↓↓↓

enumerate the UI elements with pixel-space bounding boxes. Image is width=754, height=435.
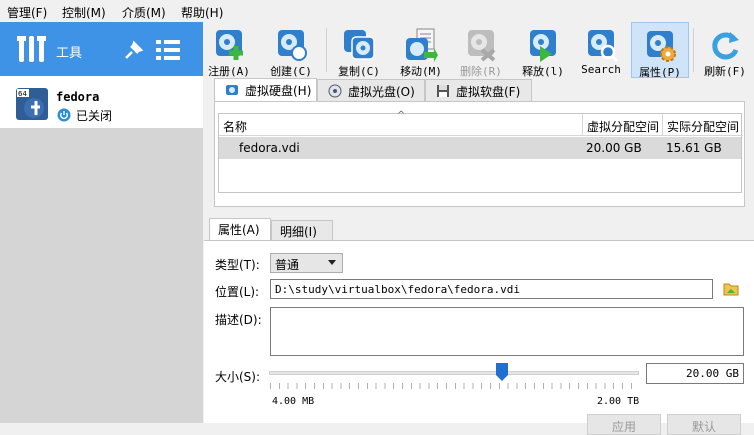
floppy-disk-icon [437,85,449,97]
sidebar-item-tools[interactable]: 工具 [0,22,203,76]
search-label: Search [581,63,621,76]
menu-control[interactable]: 控制(M) [62,4,106,21]
vm-list-item[interactable]: 64 fedora 已关闭 [0,76,203,128]
power-off-icon [57,108,71,122]
create-label: 创建(C) [270,65,312,78]
location-label: 位置(L): [215,285,260,299]
copy-label: 复制(C) [338,65,380,78]
move-button[interactable]: 移动(M) [395,22,447,78]
main-panel: 注册(A) 创建(C) 复制(C) 移动(M) 删除(R) 释放(l) Sear… [203,22,754,435]
move-icon [406,28,438,62]
delete-button[interactable]: 删除(R) [455,22,507,78]
delete-label: 删除(R) [460,65,502,78]
menu-media[interactable]: 介质(M) [122,4,166,21]
delete-icon [468,30,496,62]
type-label: 类型(T): [215,258,260,272]
slider-ticks [270,383,638,389]
release-label: 释放(l) [522,65,564,78]
hard-disk-icon [226,85,238,95]
copy-button[interactable]: 复制(C) [333,22,385,78]
size-field[interactable]: 20.00 GB [646,363,744,384]
copy-icon [344,30,375,60]
list-menu-icon[interactable] [156,39,180,61]
reset-button[interactable]: 默认 [667,414,741,435]
refresh-label: 刷新(F) [704,65,746,78]
description-label: 描述(D): [215,313,262,327]
media-table-container: 名称 ^ 虚拟分配空间 实际分配空间 fedora.vdi 20.00 GB 1… [214,101,745,207]
location-field[interactable]: D:\study\virtualbox\fedora\fedora.vdi [270,279,713,299]
tab-label: 虚拟光盘(O) [348,85,415,99]
cell-virtual-size: 20.00 GB [586,141,642,155]
vm-name: fedora [56,90,100,104]
register-icon [216,30,243,60]
size-slider-track[interactable] [269,371,639,375]
size-min-label: 4.00 MB [272,396,315,407]
sort-up-icon: ^ [397,110,406,121]
properties-panel: 类型(T): 普通 位置(L): D:\study\virtualbox\fed… [204,240,754,435]
apply-button[interactable]: 应用 [587,414,661,435]
folder-browse-icon[interactable] [723,281,739,297]
type-select-value: 普通 [275,258,300,272]
tab-virtual-optical-disk[interactable]: 虚拟光盘(O) [317,79,425,101]
chevron-down-icon [328,260,336,265]
register-label: 注册(A) [208,65,250,78]
cell-actual-size: 15.61 GB [666,141,722,155]
toolbar-separator [693,28,694,72]
tab-virtual-hard-disk[interactable]: 虚拟硬盘(H) [214,78,317,102]
menu-bar: 管理(F) 控制(M) 介质(M) 帮助(H) [0,0,754,22]
header-label: 名称 [223,120,248,134]
create-icon [278,30,307,61]
vm-state: 已关闭 [76,109,113,123]
fedora-os-icon: 64 [16,88,48,120]
optical-disk-icon [328,84,342,98]
search-button[interactable]: Search [577,22,625,78]
tools-label: 工具 [56,46,83,61]
tab-label: 虚拟硬盘(H) [245,84,312,98]
description-field[interactable] [270,307,744,356]
refresh-button[interactable]: 刷新(F) [699,22,751,78]
column-header-actual-size[interactable]: 实际分配空间 [663,114,743,136]
size-max-label: 2.00 TB [597,396,640,407]
release-icon [530,30,556,62]
column-header-name[interactable]: 名称 ^ [219,110,583,136]
toolbar-separator [326,28,327,72]
properties-label: 属性(P) [639,66,681,79]
pin-icon[interactable] [123,39,145,61]
menu-help[interactable]: 帮助(H) [181,4,223,21]
search-icon [588,30,618,62]
menu-manage[interactable]: 管理(F) [7,4,47,21]
sidebar: 工具 64 fedora 已关闭 [0,22,203,423]
refresh-icon [712,32,739,60]
size-slider-handle[interactable] [496,363,509,381]
type-select[interactable]: 普通 [270,253,343,273]
tools-icon [17,36,46,62]
size-label: 大小(S): [215,370,261,384]
svg-text:64: 64 [18,90,27,98]
cell-name: fedora.vdi [239,141,300,155]
move-label: 移动(M) [400,65,442,78]
media-table: 名称 ^ 虚拟分配空间 实际分配空间 fedora.vdi 20.00 GB 1… [218,110,743,193]
register-button[interactable]: 注册(A) [205,22,253,78]
column-header-virtual-size[interactable]: 虚拟分配空间 [583,114,663,136]
tab-details[interactable]: 明细(I) [271,220,333,240]
media-toolbar: 注册(A) 创建(C) 复制(C) 移动(M) 删除(R) 释放(l) Sear… [203,22,754,79]
table-row[interactable]: fedora.vdi 20.00 GB 15.61 GB [219,137,741,159]
create-button[interactable]: 创建(C) [267,22,315,78]
tab-attributes[interactable]: 属性(A) [209,218,271,240]
release-button[interactable]: 释放(l) [517,22,569,78]
tab-virtual-floppy-disk[interactable]: 虚拟软盘(F) [425,79,532,101]
tab-label: 虚拟软盘(F) [456,85,521,99]
properties-button[interactable]: 属性(P) [631,22,689,79]
properties-icon [647,31,676,62]
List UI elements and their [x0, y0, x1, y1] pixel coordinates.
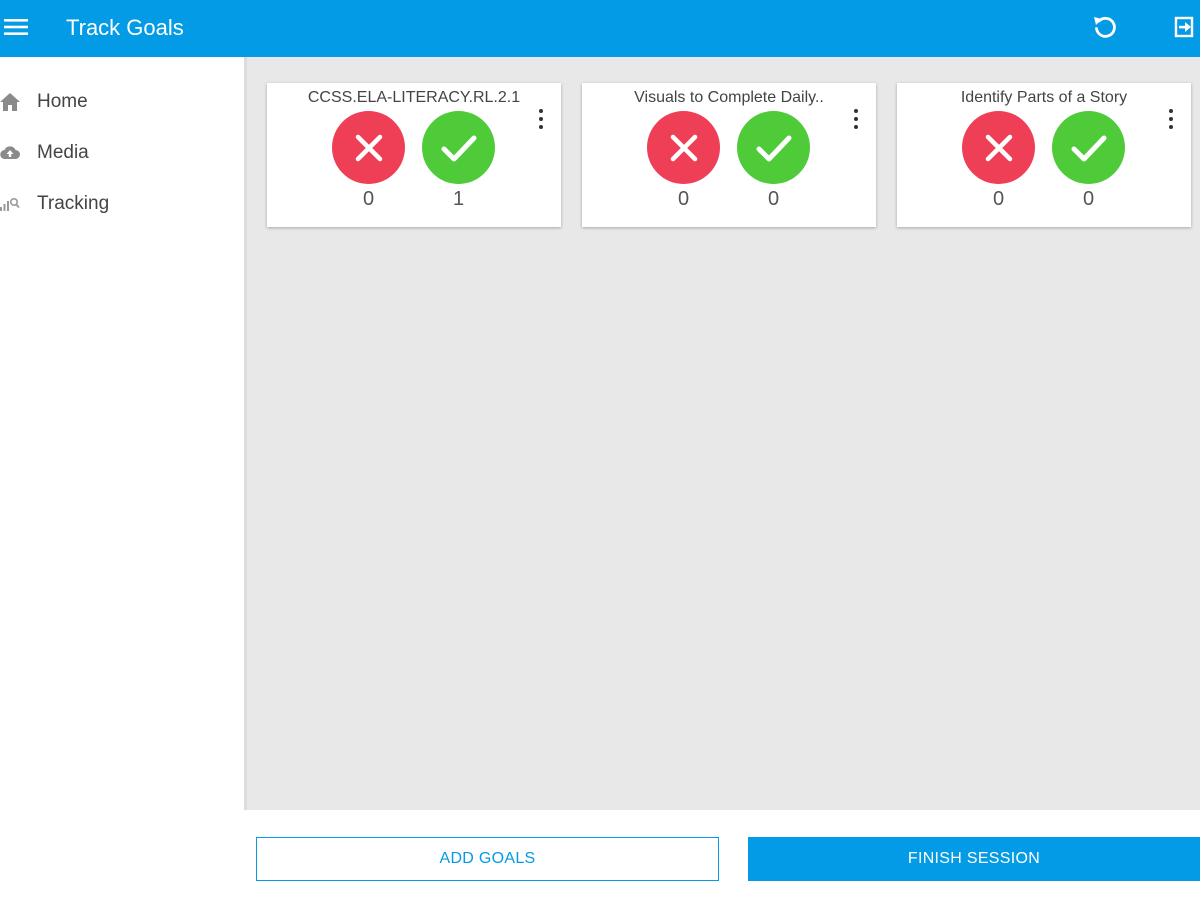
check-icon [441, 135, 476, 161]
app-bar: Track Goals [0, 0, 1200, 57]
kebab-dot-icon [539, 109, 543, 113]
page-title: Track Goals [66, 15, 184, 40]
incorrect-count: 0 [362, 188, 375, 210]
more-options-button[interactable] [531, 107, 551, 131]
kebab-dot-icon [539, 125, 543, 129]
sidebar-item-label: Tracking [37, 193, 110, 214]
exit-button[interactable] [1168, 10, 1200, 44]
goal-card: Visuals to Complete Daily.. 0 0 [582, 83, 876, 227]
finish-session-button[interactable]: FINISH SESSION [748, 837, 1200, 881]
more-options-button[interactable] [846, 107, 866, 131]
sidebar-item-label: Media [37, 142, 89, 163]
check-icon [756, 135, 791, 161]
menu-button[interactable] [0, 11, 32, 43]
goal-title: Identify Parts of a Story [960, 89, 1128, 106]
correct-count: 0 [767, 188, 780, 210]
add-goals-button[interactable]: ADD GOALS [256, 837, 719, 881]
close-icon [985, 134, 1012, 161]
mark-incorrect-button[interactable] [647, 111, 720, 184]
goal-card: Identify Parts of a Story 0 0 [897, 83, 1191, 227]
kebab-dot-icon [1169, 117, 1173, 121]
kebab-dot-icon [539, 117, 543, 121]
tracking-chart-icon [0, 194, 22, 214]
mark-correct-button[interactable] [422, 111, 495, 184]
sidebar-item-media[interactable]: Media [0, 131, 244, 175]
undo-icon [1094, 16, 1116, 38]
mark-correct-button[interactable] [1052, 111, 1125, 184]
incorrect-count: 0 [677, 188, 690, 210]
close-icon [355, 134, 382, 161]
goal-title: Visuals to Complete Daily.. [634, 89, 824, 106]
close-icon [670, 134, 697, 161]
mark-correct-button[interactable] [737, 111, 810, 184]
sidebar-item-tracking[interactable]: Tracking [0, 182, 244, 226]
mark-incorrect-button[interactable] [962, 111, 1035, 184]
goal-card: CCSS.ELA-LITERACY.RL.2.1 0 1 [267, 83, 561, 227]
sidebar: Home Media Tracking [0, 57, 244, 900]
undo-button[interactable] [1088, 10, 1122, 44]
exit-icon [1174, 16, 1194, 38]
home-icon [0, 92, 22, 112]
cloud-upload-icon [0, 143, 22, 163]
correct-count: 1 [452, 188, 465, 210]
kebab-dot-icon [854, 109, 858, 113]
kebab-dot-icon [854, 117, 858, 121]
incorrect-count: 0 [992, 188, 1005, 210]
kebab-dot-icon [1169, 109, 1173, 113]
goal-title: CCSS.ELA-LITERACY.RL.2.1 [307, 89, 521, 106]
kebab-dot-icon [854, 125, 858, 129]
footer-actions: ADD GOALS FINISH SESSION [244, 810, 1200, 900]
app-root: Track Goals Home Media Tracking CCSS.ELA… [0, 0, 1200, 900]
kebab-dot-icon [1169, 125, 1173, 129]
goals-area: CCSS.ELA-LITERACY.RL.2.1 0 1 Visuals to … [244, 57, 1200, 810]
sidebar-item-label: Home [37, 91, 88, 112]
check-icon [1071, 135, 1106, 161]
sidebar-item-home[interactable]: Home [0, 80, 244, 124]
mark-incorrect-button[interactable] [332, 111, 405, 184]
hamburger-menu-icon [4, 19, 28, 35]
more-options-button[interactable] [1161, 107, 1181, 131]
correct-count: 0 [1082, 188, 1095, 210]
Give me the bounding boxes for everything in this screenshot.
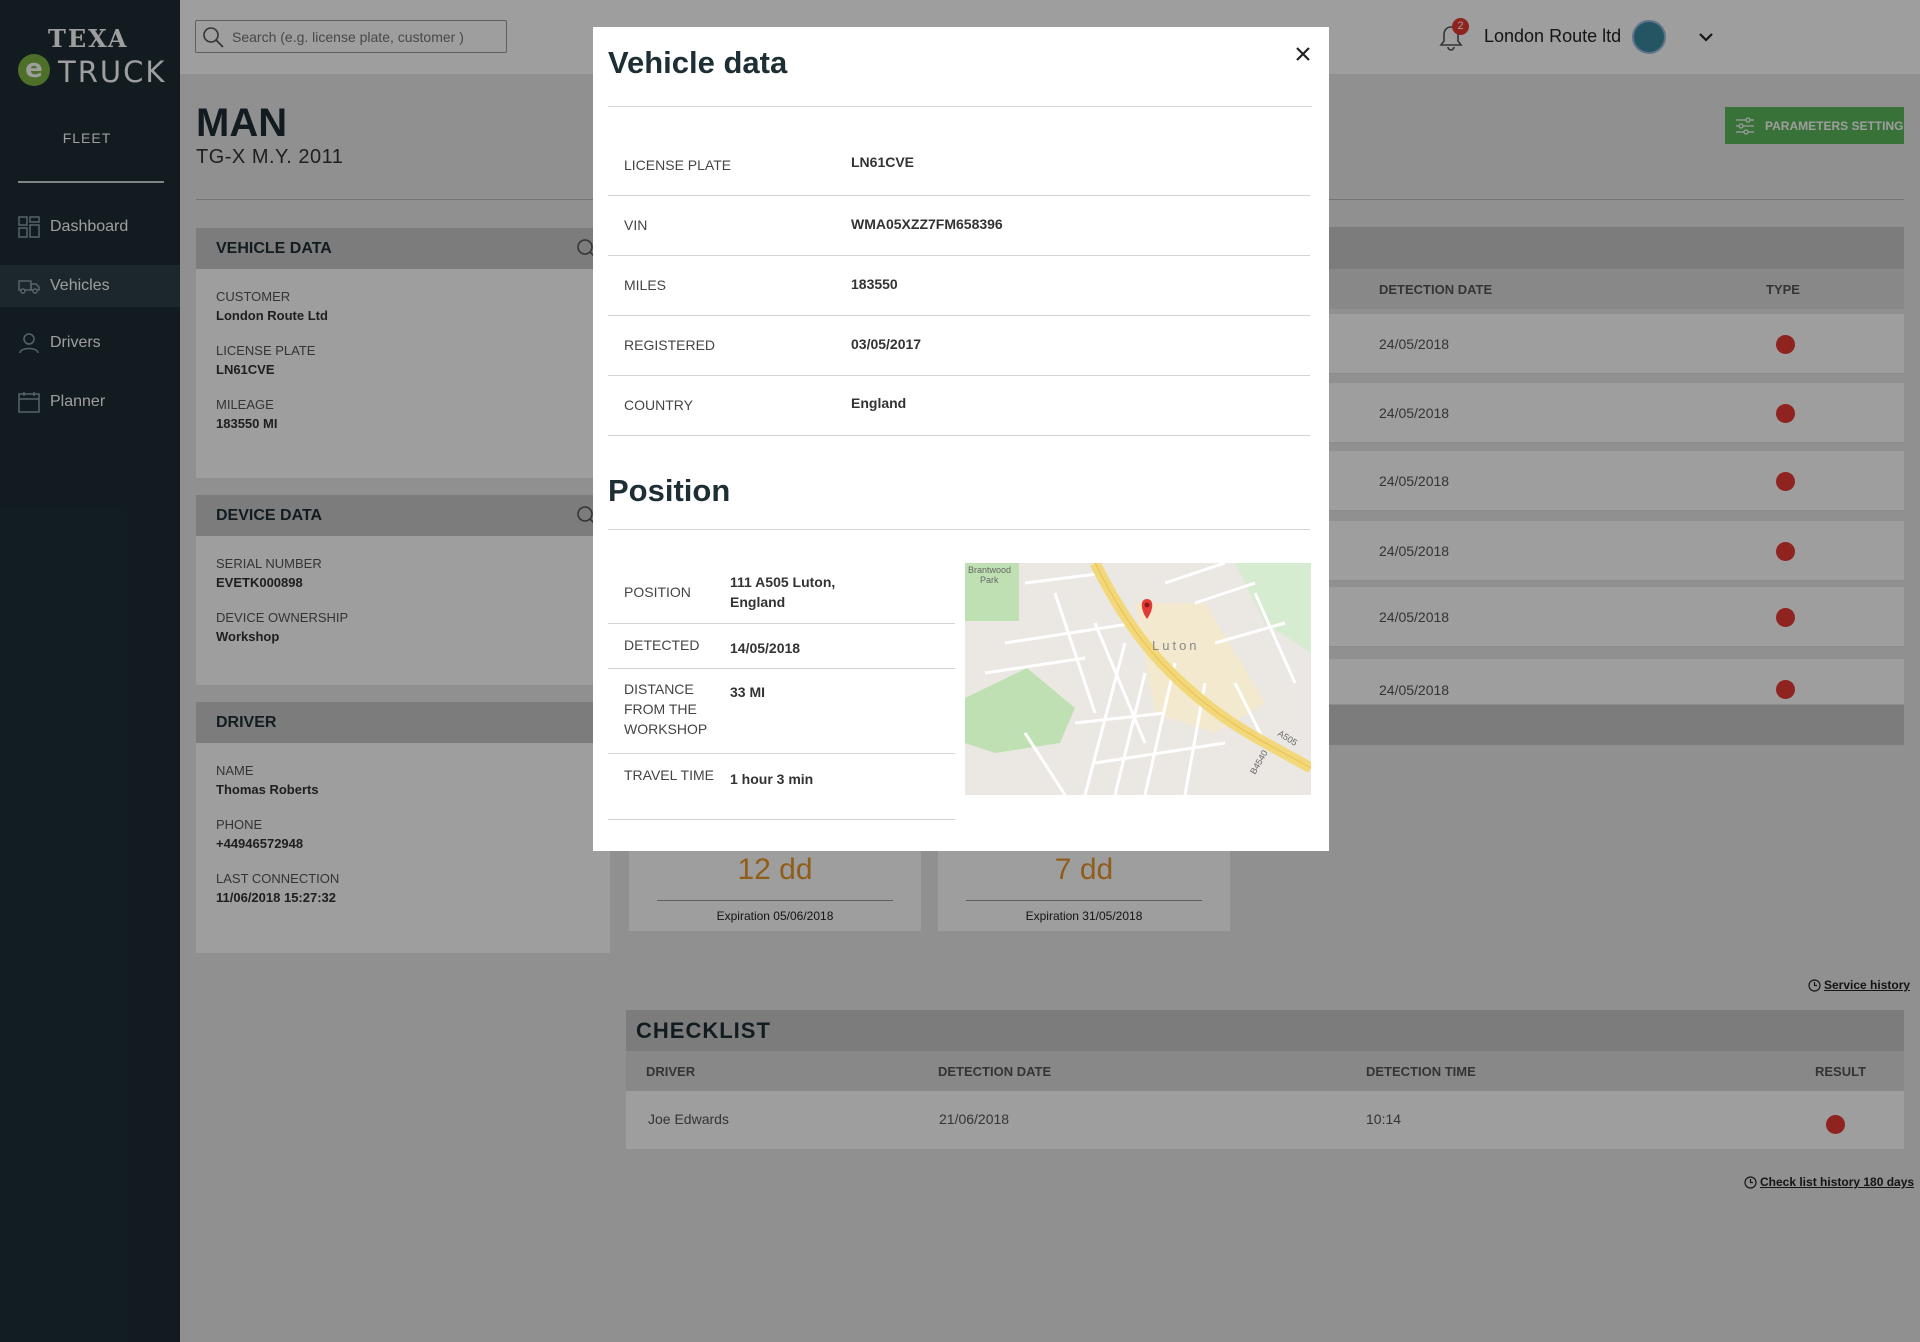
row-value: LN61CVE	[851, 154, 915, 170]
vehicle-row-country: COUNTRY England	[608, 376, 1310, 436]
close-icon	[1296, 47, 1310, 61]
row-value: 111 A505 Luton, England	[730, 574, 836, 610]
detected-row: DETECTED 14/05/2018	[608, 624, 955, 669]
row-label: TRAVEL TIME	[624, 767, 714, 783]
close-button[interactable]	[1290, 41, 1316, 67]
row-value: WMA05XZZ7FM658396	[851, 216, 1003, 232]
row-value: 183550	[851, 276, 898, 292]
row-label: MILES	[624, 277, 667, 293]
position-row: POSITION 111 A505 Luton, England	[608, 563, 955, 624]
vehicle-row-registered: REGISTERED 03/05/2017	[608, 316, 1310, 376]
vehicle-row-license-plate: LICENSE PLATE LN61CVE	[608, 136, 1310, 196]
travel-time-row: TRAVEL TIME 1 hour 3 min	[608, 754, 955, 820]
vehicle-data-modal: Vehicle data LICENSE PLATE LN61CVE VIN W…	[593, 27, 1329, 851]
vehicle-row-vin: VIN WMA05XZZ7FM658396	[608, 196, 1310, 256]
map-label-park-2: Park	[980, 575, 999, 585]
row-label: COUNTRY	[624, 397, 693, 413]
row-label: REGISTERED	[624, 337, 716, 353]
map-label-park-1: Brantwood	[968, 565, 1011, 575]
map-label-city: Luton	[1152, 638, 1200, 653]
row-label: DETECTED	[624, 637, 700, 653]
row-label: POSITION	[624, 584, 691, 600]
row-value: England	[851, 395, 907, 411]
map-graphic: Brantwood Park Luton A505 B4540	[965, 563, 1311, 795]
row-value: 33 MI	[730, 684, 766, 700]
row-label: DISTANCE FROM THE WORKSHOP	[624, 681, 708, 737]
row-value: 03/05/2017	[851, 336, 922, 352]
modal-title: Vehicle data	[608, 45, 788, 80]
row-value: 14/05/2018	[730, 640, 801, 656]
row-label: VIN	[624, 217, 648, 233]
modal-title-divider	[608, 106, 1312, 107]
position-map[interactable]: Brantwood Park Luton A505 B4540	[965, 563, 1311, 795]
row-value: 1 hour 3 min	[730, 771, 814, 787]
distance-row: DISTANCE FROM THE WORKSHOP 33 MI	[608, 669, 955, 754]
row-label: LICENSE PLATE	[624, 157, 732, 173]
vehicle-row-miles: MILES 183550	[608, 256, 1310, 316]
position-title: Position	[608, 473, 731, 508]
position-divider	[608, 529, 1310, 530]
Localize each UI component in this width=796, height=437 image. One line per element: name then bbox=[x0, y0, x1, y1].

↑↑↑

STATED PROBLEM:
Write out the lines of the records word for word, starting with the line that contains "floppy-disk-icon [437,85,449,97]" and continuing through the line that contains "delete-icon [468,30,496,62]".

RESULT OF THE EXERCISE:
floppy-disk-icon [437,85,449,97]
sidebar-item-tools[interactable]: 工具 [0,22,203,76]
search-label: Search [581,63,621,76]
menu-control[interactable]: 控制(M) [62,4,106,21]
vm-list-item[interactable]: 64 fedora 已关闭 [0,76,203,128]
power-off-icon [57,108,71,122]
create-label: 创建(C) [270,65,312,78]
location-label: 位置(L): [215,285,260,299]
copy-label: 复制(C) [338,65,380,78]
move-button[interactable]: 移动(M) [395,22,447,78]
main-panel: 注册(A) 创建(C) 复制(C) 移动(M) 删除(R) 释放(l) Sear… [203,22,754,435]
move-icon [406,28,438,62]
delete-button[interactable]: 删除(R) [455,22,507,78]
delete-label: 删除(R) [460,65,502,78]
menu-media[interactable]: 介质(M) [122,4,166,21]
delete-icon [468,30,496,62]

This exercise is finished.